**CHALLENGE**: Transcribe the full listing exactly, and drop every picture.

------ ITEMS

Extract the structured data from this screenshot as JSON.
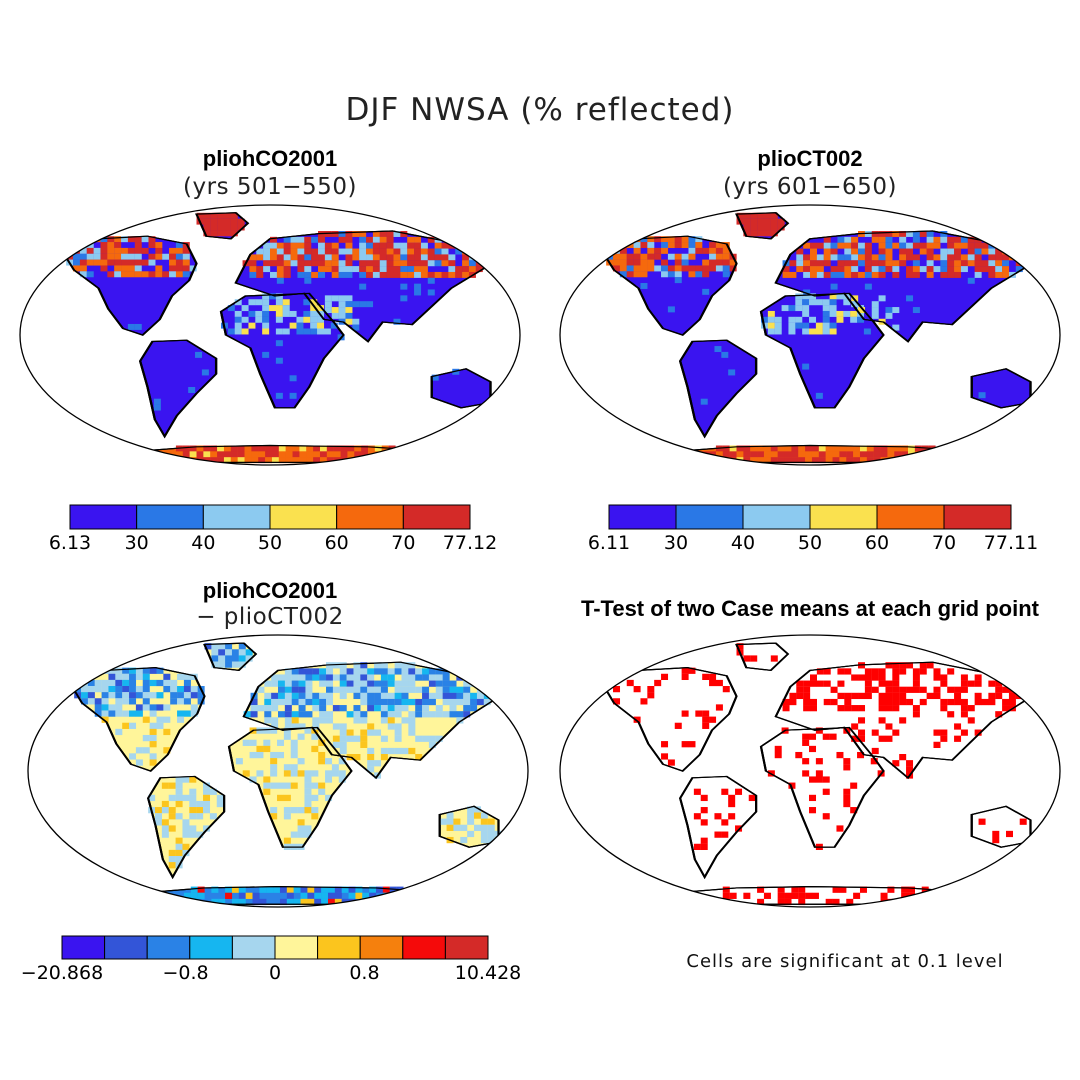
{
  "title": "DJF NWSA (% reflected)",
  "panels": {
    "top_left": {
      "title": "pliohCO2001",
      "subtitle": "(yrs 501−550)",
      "colorbar": {
        "labels": [
          "6.13",
          "30",
          "40",
          "50",
          "60",
          "70",
          "77.12"
        ],
        "colors": [
          "#3a14f0",
          "#2a78e6",
          "#8ccaf0",
          "#fae14f",
          "#f5690d",
          "#d42a28"
        ]
      }
    },
    "top_right": {
      "title": "plioCT002",
      "subtitle": "(yrs 601−650)",
      "colorbar": {
        "labels": [
          "6.11",
          "30",
          "40",
          "50",
          "60",
          "70",
          "77.11"
        ],
        "colors": [
          "#3a14f0",
          "#2a78e6",
          "#8ccaf0",
          "#fae14f",
          "#f5690d",
          "#d42a28"
        ]
      }
    },
    "bottom_left": {
      "title": "pliohCO2001",
      "subtitle": "− plioCT002",
      "colorbar": {
        "labels": [
          "−20.868",
          "−0.8",
          "0",
          "0.8",
          "10.428"
        ],
        "colors": [
          "#3a14f0",
          "#3355d8",
          "#2a82e6",
          "#16b6f0",
          "#a6d6ee",
          "#fff59a",
          "#fbc51e",
          "#f5800d",
          "#f50a0a",
          "#d42a28"
        ]
      }
    },
    "bottom_right": {
      "title": "T-Test of two Case means at each grid point",
      "note": "Cells are significant at 0.1 level",
      "significant_color": "#ff0000"
    }
  }
}
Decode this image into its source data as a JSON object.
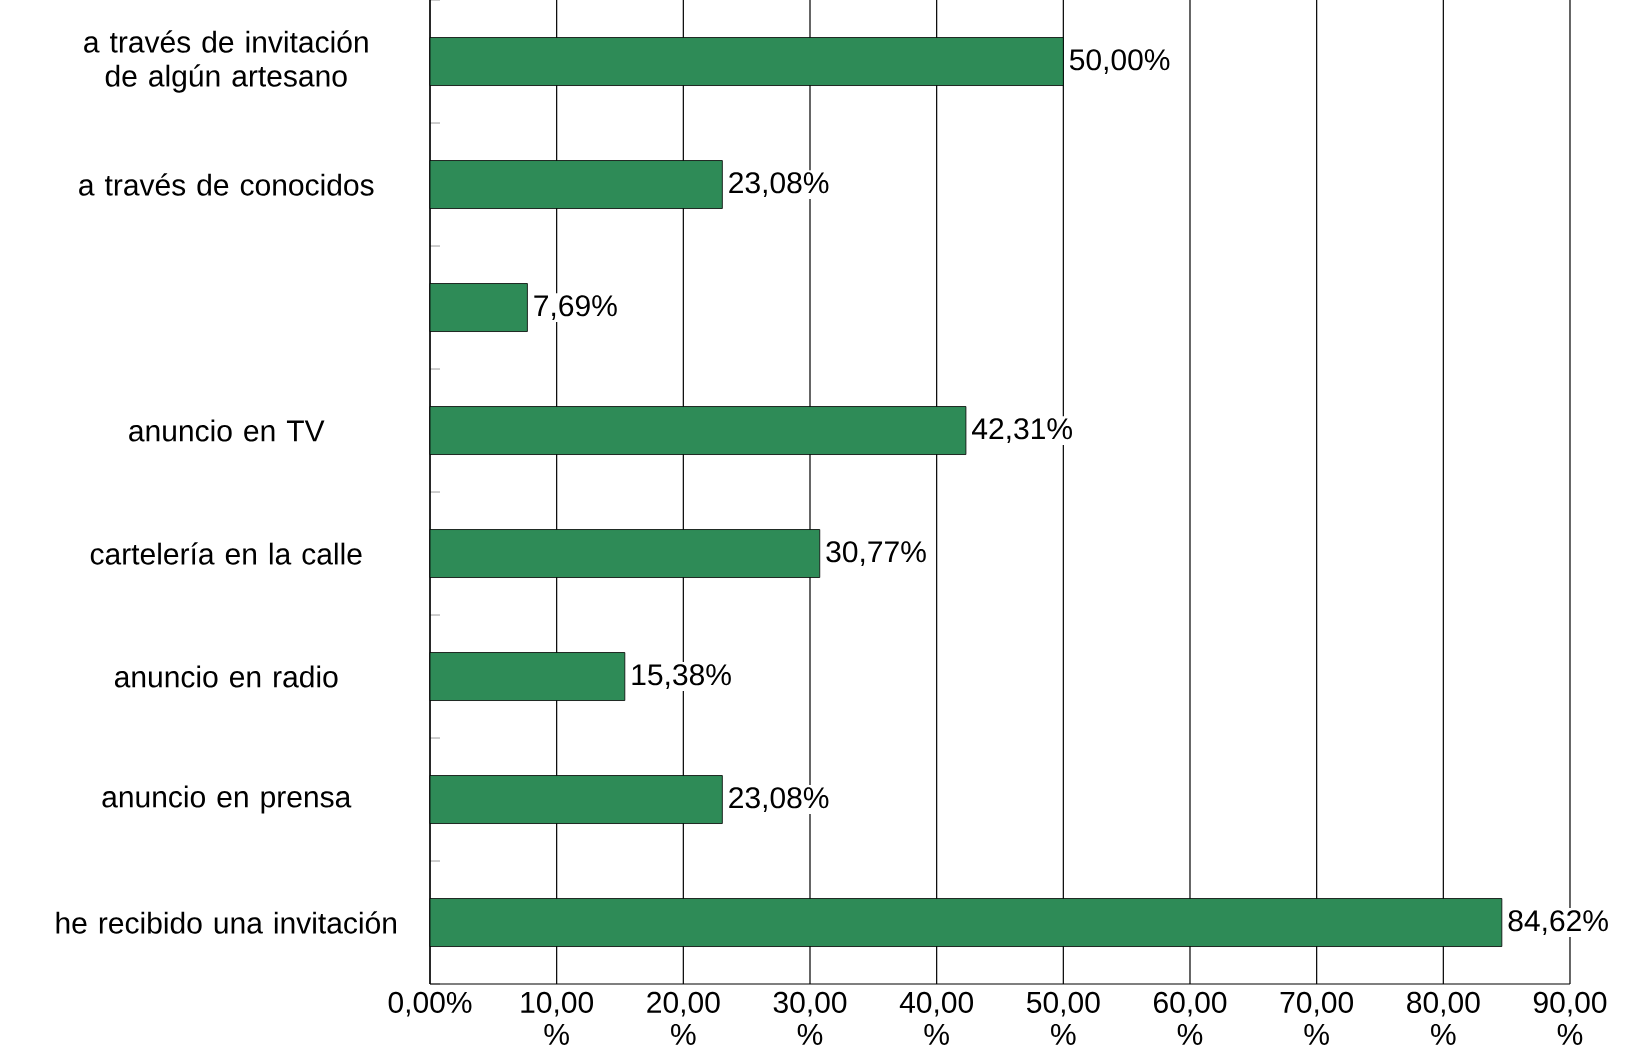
{
  "chart_data": {
    "type": "bar",
    "orientation": "horizontal",
    "categories": [
      "a través de invitación de algún artesano",
      "a través de conocidos",
      null,
      "anuncio en TV",
      "cartelería en la calle",
      "anuncio en radio",
      "anuncio en prensa",
      "he recibido una invitación"
    ],
    "values": [
      50.0,
      23.08,
      7.69,
      42.31,
      30.77,
      15.38,
      23.08,
      84.62
    ],
    "value_labels": [
      "50,00%",
      "23,08%",
      "7,69%",
      "42,31%",
      "30,77%",
      "15,38%",
      "23,08%",
      "84,62%"
    ],
    "color": "#2e8b57",
    "xlim": [
      0,
      90
    ],
    "xticks": [
      {
        "value": 0,
        "label": "0,00%"
      },
      {
        "value": 10,
        "label": "10,00 %"
      },
      {
        "value": 20,
        "label": "20,00 %"
      },
      {
        "value": 30,
        "label": "30,00 %"
      },
      {
        "value": 40,
        "label": "40,00 %"
      },
      {
        "value": 50,
        "label": "50,00 %"
      },
      {
        "value": 60,
        "label": "60,00 %"
      },
      {
        "value": 70,
        "label": "70,00 %"
      },
      {
        "value": 80,
        "label": "80,00 %"
      },
      {
        "value": 90,
        "label": "90,00 %"
      }
    ],
    "grid": "x"
  }
}
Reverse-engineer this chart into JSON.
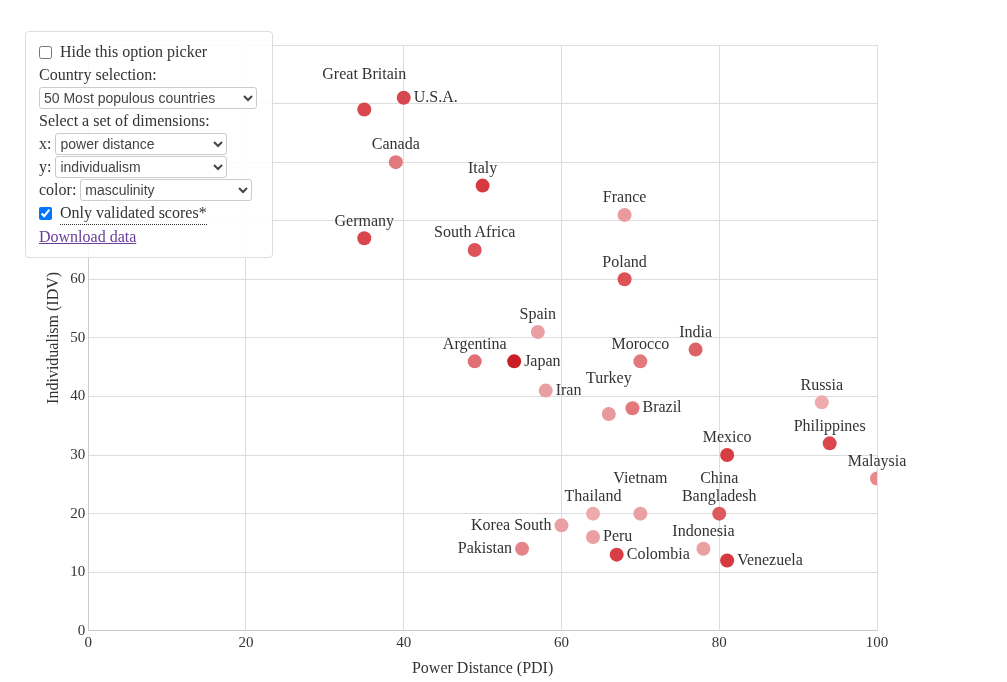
{
  "chart_data": {
    "type": "scatter",
    "xlabel": "Power Distance (PDI)",
    "ylabel": "Individualism (IDV)",
    "xlim": [
      0,
      100
    ],
    "xticks": [
      0,
      20,
      40,
      60,
      80,
      100
    ],
    "ylim": [
      0,
      100
    ],
    "yticks": [
      0,
      10,
      20,
      30,
      40,
      50,
      60,
      {
        "value": 70,
        "label": null
      },
      {
        "value": 80,
        "label": null
      },
      {
        "value": 90,
        "label": null
      },
      {
        "value": 100,
        "label": null
      }
    ],
    "grid": true,
    "legend": false,
    "marker": "circle",
    "x": [
      35,
      40,
      39,
      50,
      35,
      49,
      68,
      68,
      57,
      49,
      54,
      58,
      70,
      77,
      66,
      69,
      93,
      94,
      81,
      100,
      80,
      64,
      70,
      60,
      64,
      55,
      67,
      78,
      81
    ],
    "values": [
      89,
      91,
      80,
      76,
      67,
      65,
      71,
      60,
      51,
      46,
      46,
      41,
      46,
      48,
      37,
      38,
      39,
      32,
      30,
      26,
      20,
      20,
      20,
      18,
      16,
      14,
      13,
      14,
      12
    ],
    "colors": [
      "#d9474f",
      "#d64850",
      "#e07a7e",
      "#d63a40",
      "#d9474c",
      "#dc5459",
      "#ea9a9c",
      "#dc5257",
      "#eaa0a2",
      "#e06e72",
      "#c81e24",
      "#eaa0a2",
      "#e2797c",
      "#dc6266",
      "#e8999b",
      "#e2787b",
      "#eeaaac",
      "#d9474c",
      "#d63e44",
      "#e68a8d",
      "#dc5a5e",
      "#eeaaac",
      "#eaa0a2",
      "#eaa0a2",
      "#eaa0a2",
      "#e68589",
      "#d63e44",
      "#eaa0a2",
      "#d63a40"
    ],
    "annotations": [
      "Hide this option picker",
      "Country selection:",
      "50 Most populous countries",
      "Select a set of dimensions:",
      "x:",
      "power distance",
      "y:",
      "individualism",
      "color:",
      "masculinity",
      "Only validated scores*",
      "Download data",
      {
        "text": "Great Britain",
        "x": 35,
        "y": 89
      },
      {
        "text": "U.S.A.",
        "x": 40,
        "y": 91
      },
      {
        "text": "Canada",
        "x": 39,
        "y": 80
      },
      {
        "text": "Italy",
        "x": 50,
        "y": 76
      },
      {
        "text": "Germany",
        "x": 35,
        "y": 67
      },
      {
        "text": "South Africa",
        "x": 49,
        "y": 65
      },
      {
        "text": "France",
        "x": 68,
        "y": 71
      },
      {
        "text": "Poland",
        "x": 68,
        "y": 60
      },
      {
        "text": "Spain",
        "x": 57,
        "y": 51
      },
      {
        "text": "Argentina",
        "x": 49,
        "y": 46
      },
      {
        "text": "Japan",
        "x": 54,
        "y": 46
      },
      {
        "text": "Iran",
        "x": 58,
        "y": 41
      },
      {
        "text": "Morocco",
        "x": 70,
        "y": 46
      },
      {
        "text": "India",
        "x": 77,
        "y": 48
      },
      {
        "text": "Turkey",
        "x": 66,
        "y": 37
      },
      {
        "text": "Brazil",
        "x": 69,
        "y": 38
      },
      {
        "text": "Russia",
        "x": 93,
        "y": 39
      },
      {
        "text": "Philippines",
        "x": 94,
        "y": 32
      },
      {
        "text": "Mexico",
        "x": 81,
        "y": 30
      },
      {
        "text": "Malaysia",
        "x": 100,
        "y": 26
      },
      {
        "text": "Bangladesh",
        "x": 80,
        "y": 20
      },
      {
        "text": "China",
        "x": 80,
        "y": 20
      },
      {
        "text": "Thailand",
        "x": 64,
        "y": 20
      },
      {
        "text": "Vietnam",
        "x": 70,
        "y": 20
      },
      {
        "text": "Korea South",
        "x": 60,
        "y": 18
      },
      {
        "text": "Peru",
        "x": 64,
        "y": 16
      },
      {
        "text": "Pakistan",
        "x": 55,
        "y": 14
      },
      {
        "text": "Colombia",
        "x": 67,
        "y": 13
      },
      {
        "text": "Indonesia",
        "x": 78,
        "y": 14
      },
      {
        "text": "Venezuela",
        "x": 81,
        "y": 12
      }
    ]
  }
}
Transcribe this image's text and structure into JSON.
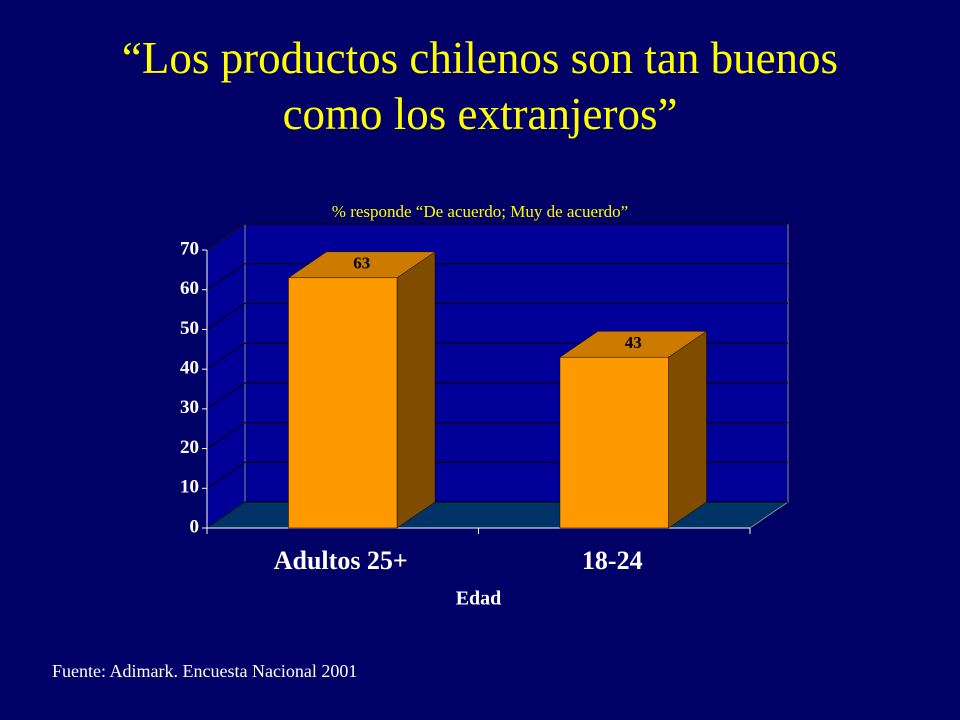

------------

**OUTPUT FOR THIS TASK**:
Extract the structured data from this screenshot as JSON.
{
  "title": "DJF NWSA (% reflected)",
  "panels": {
    "top_left": {
      "title": "pliohCO2001",
      "subtitle": "(yrs 501−550)",
      "colorbar": {
        "labels": [
          "6.13",
          "30",
          "40",
          "50",
          "60",
          "70",
          "77.12"
        ],
        "colors": [
          "#3a14f0",
          "#2a78e6",
          "#8ccaf0",
          "#fae14f",
          "#f5690d",
          "#d42a28"
        ]
      }
    },
    "top_right": {
      "title": "plioCT002",
      "subtitle": "(yrs 601−650)",
      "colorbar": {
        "labels": [
          "6.11",
          "30",
          "40",
          "50",
          "60",
          "70",
          "77.11"
        ],
        "colors": [
          "#3a14f0",
          "#2a78e6",
          "#8ccaf0",
          "#fae14f",
          "#f5690d",
          "#d42a28"
        ]
      }
    },
    "bottom_left": {
      "title": "pliohCO2001",
      "subtitle": "− plioCT002",
      "colorbar": {
        "labels": [
          "−20.868",
          "−0.8",
          "0",
          "0.8",
          "10.428"
        ],
        "colors": [
          "#3a14f0",
          "#3355d8",
          "#2a82e6",
          "#16b6f0",
          "#a6d6ee",
          "#fff59a",
          "#fbc51e",
          "#f5800d",
          "#f50a0a",
          "#d42a28"
        ]
      }
    },
    "bottom_right": {
      "title": "T-Test of two Case means at each grid point",
      "note": "Cells are significant at 0.1 level",
      "significant_color": "#ff0000"
    }
  }
}
Decode this image into its source data as a JSON object.
{
  "chart_data": {
    "type": "bar",
    "orientation": "horizontal",
    "categories": [
      "a través de invitación de algún artesano",
      "a través de conocidos",
      null,
      "anuncio en TV",
      "cartelería en la calle",
      "anuncio en radio",
      "anuncio en prensa",
      "he recibido una invitación"
    ],
    "values": [
      50.0,
      23.08,
      7.69,
      42.31,
      30.77,
      15.38,
      23.08,
      84.62
    ],
    "value_labels": [
      "50,00%",
      "23,08%",
      "7,69%",
      "42,31%",
      "30,77%",
      "15,38%",
      "23,08%",
      "84,62%"
    ],
    "color": "#2e8b57",
    "xlim": [
      0,
      90
    ],
    "xticks": [
      {
        "value": 0,
        "label": "0,00%"
      },
      {
        "value": 10,
        "label": "10,00 %"
      },
      {
        "value": 20,
        "label": "20,00 %"
      },
      {
        "value": 30,
        "label": "30,00 %"
      },
      {
        "value": 40,
        "label": "40,00 %"
      },
      {
        "value": 50,
        "label": "50,00 %"
      },
      {
        "value": 60,
        "label": "60,00 %"
      },
      {
        "value": 70,
        "label": "70,00 %"
      },
      {
        "value": 80,
        "label": "80,00 %"
      },
      {
        "value": 90,
        "label": "90,00 %"
      }
    ],
    "grid": "x"
  }
}
Reverse-engineer this chart into JSON.
{
  "chart_data": {
    "type": "scatter",
    "xlabel": "Power Distance (PDI)",
    "ylabel": "Individualism (IDV)",
    "xlim": [
      0,
      100
    ],
    "xticks": [
      0,
      20,
      40,
      60,
      80,
      100
    ],
    "ylim": [
      0,
      100
    ],
    "yticks": [
      0,
      10,
      20,
      30,
      40,
      50,
      60,
      {
        "value": 70,
        "label": null
      },
      {
        "value": 80,
        "label": null
      },
      {
        "value": 90,
        "label": null
      },
      {
        "value": 100,
        "label": null
      }
    ],
    "grid": true,
    "legend": false,
    "marker": "circle",
    "x": [
      35,
      40,
      39,
      50,
      35,
      49,
      68,
      68,
      57,
      49,
      54,
      58,
      70,
      77,
      66,
      69,
      93,
      94,
      81,
      100,
      80,
      64,
      70,
      60,
      64,
      55,
      67,
      78,
      81
    ],
    "values": [
      89,
      91,
      80,
      76,
      67,
      65,
      71,
      60,
      51,
      46,
      46,
      41,
      46,
      48,
      37,
      38,
      39,
      32,
      30,
      26,
      20,
      20,
      20,
      18,
      16,
      14,
      13,
      14,
      12
    ],
    "colors": [
      "#d9474f",
      "#d64850",
      "#e07a7e",
      "#d63a40",
      "#d9474c",
      "#dc5459",
      "#ea9a9c",
      "#dc5257",
      "#eaa0a2",
      "#e06e72",
      "#c81e24",
      "#eaa0a2",
      "#e2797c",
      "#dc6266",
      "#e8999b",
      "#e2787b",
      "#eeaaac",
      "#d9474c",
      "#d63e44",
      "#e68a8d",
      "#dc5a5e",
      "#eeaaac",
      "#eaa0a2",
      "#eaa0a2",
      "#eaa0a2",
      "#e68589",
      "#d63e44",
      "#eaa0a2",
      "#d63a40"
    ],
    "annotations": [
      "Hide this option picker",
      "Country selection:",
      "50 Most populous countries",
      "Select a set of dimensions:",
      "x:",
      "power distance",
      "y:",
      "individualism",
      "color:",
      "masculinity",
      "Only validated scores*",
      "Download data",
      {
        "text": "Great Britain",
        "x": 35,
        "y": 89
      },
      {
        "text": "U.S.A.",
        "x": 40,
        "y": 91
      },
      {
        "text": "Canada",
        "x": 39,
        "y": 80
      },
      {
        "text": "Italy",
        "x": 50,
        "y": 76
      },
      {
        "text": "Germany",
        "x": 35,
        "y": 67
      },
      {
        "text": "South Africa",
        "x": 49,
        "y": 65
      },
      {
        "text": "France",
        "x": 68,
        "y": 71
      },
      {
        "text": "Poland",
        "x": 68,
        "y": 60
      },
      {
        "text": "Spain",
        "x": 57,
        "y": 51
      },
      {
        "text": "Argentina",
        "x": 49,
        "y": 46
      },
      {
        "text": "Japan",
        "x": 54,
        "y": 46
      },
      {
        "text": "Iran",
        "x": 58,
        "y": 41
      },
      {
        "text": "Morocco",
        "x": 70,
        "y": 46
      },
      {
        "text": "India",
        "x": 77,
        "y": 48
      },
      {
        "text": "Turkey",
        "x": 66,
        "y": 37
      },
      {
        "text": "Brazil",
        "x": 69,
        "y": 38
      },
      {
        "text": "Russia",
        "x": 93,
        "y": 39
      },
      {
        "text": "Philippines",
        "x": 94,
        "y": 32
      },
      {
        "text": "Mexico",
        "x": 81,
        "y": 30
      },
      {
        "text": "Malaysia",
        "x": 100,
        "y": 26
      },
      {
        "text": "Bangladesh",
        "x": 80,
        "y": 20
      },
      {
        "text": "China",
        "x": 80,
        "y": 20
      },
      {
        "text": "Thailand",
        "x": 64,
        "y": 20
      },
      {
        "text": "Vietnam",
        "x": 70,
        "y": 20
      },
      {
        "text": "Korea South",
        "x": 60,
        "y": 18
      },
      {
        "text": "Peru",
        "x": 64,
        "y": 16
      },
      {
        "text": "Pakistan",
        "x": 55,
        "y": 14
      },
      {
        "text": "Colombia",
        "x": 67,
        "y": 13
      },
      {
        "text": "Indonesia",
        "x": 78,
        "y": 14
      },
      {
        "text": "Venezuela",
        "x": 81,
        "y": 12
      }
    ]
  }
}
Transcribe this image's text and structure into JSON.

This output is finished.